+++ Selected text

Overrating Return of US-educated Indians

Some recent reports have stated that foreign students educated in the US and Indian professionals are returing to their India in a large number. Anecdotal evidence supports this slow trend of Non-Resident Indians (NRIs) moving to India however, it has a major flaw–confounding intentions with action and compulsion with choice.

Many Indians intend to go back, given the connections with the country and family and hopes of leveraging the dollar savings, social prestige and professional advancement. However, very few are actually able to act on that intentions, due to the comfort of existing life style, children and hope of Green-card.

A recent research entitled “Will They Return?” highlighted the issue of lack of faculty in Indian higher education and recommended recruiting Indian students abroad for faculty roles. The article based on the research notes that “Indians living in the U.S. are willing to come back to their home country….[and] found that only 8% strongly preferred to remain in the U.S.” However, according to the detailed research paper cited in the Wharton article, nearly 70% of the respondents are indicated as undecided/U.S. first. This means that many more intend to work in the U.S. for some time and within this undecided group most do not go back. The evidence that intention does not mean action is validated from another research on stay rates of doctorates by Michael Finn. It states that U.S. doctorates of Indian origin had a stay rate of 81% after five years of graduation. Clearly, the majority of Indian doctorates do not return.

++++++
+++ Material provided

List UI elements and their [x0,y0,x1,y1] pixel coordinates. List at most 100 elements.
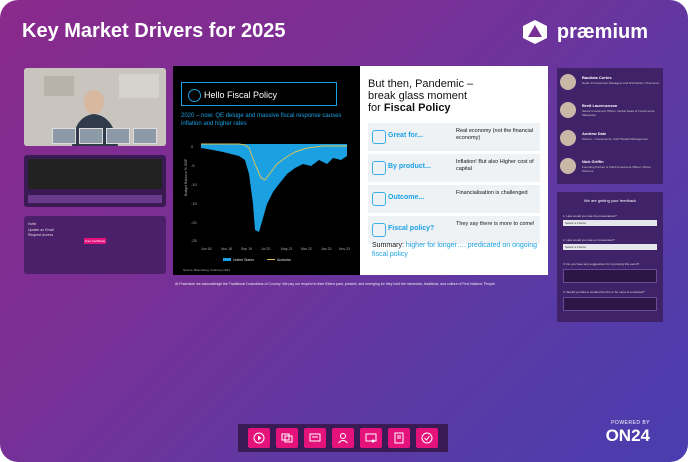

++++++

= Goal A =
Answer these from the piece on US-educated Indians returning to India:
(i) Besides connections with the country and family, what hopes lead many Indians to intend to go back?
(ii) What share of respondents strongly preferred to remain in the U.S.?
(iii) What stay rate after five years of graduation did U.S. doctorates of Indian origin have?
= Goal B =
Extend the piece on US-educated Indians returning to India, picking up after its last sentence.

= Exercise answer A =
(i) Hopes of leveraging the dollar savings, social prestige and professional advancement.
(ii) 8%.
(iii) 81%.

= Exercise answer B =
Of the few students and professionals who are able to return back, majority had to return due to compulsion and not choice. Many were forced to go back due to recessionary effect and hence unavailability of work visa at one level and tightening of visa rules at another level. For example, according to an earlier report, “A good proportion of H1-B visa holders–about 50,000–had their visas issued in 2002 and 2003. Come 2009, most of these visas (which are work permits issued for a fixed period), with a validity of six years, expired. The number of H1-B visa holders who have applied for jobs in India is now said to be between 15,000 and 20,000.” (Related story on unemployment.)

Yes, there is a slow and steady trend towards more Indians willing to go back to India as the quality of life and professional growth opportunities improve, however, some of the recent reports have overrated the trend, provided an incomplete picture and have confounded intentions with action and compulsion with choice.

What are your thoughts?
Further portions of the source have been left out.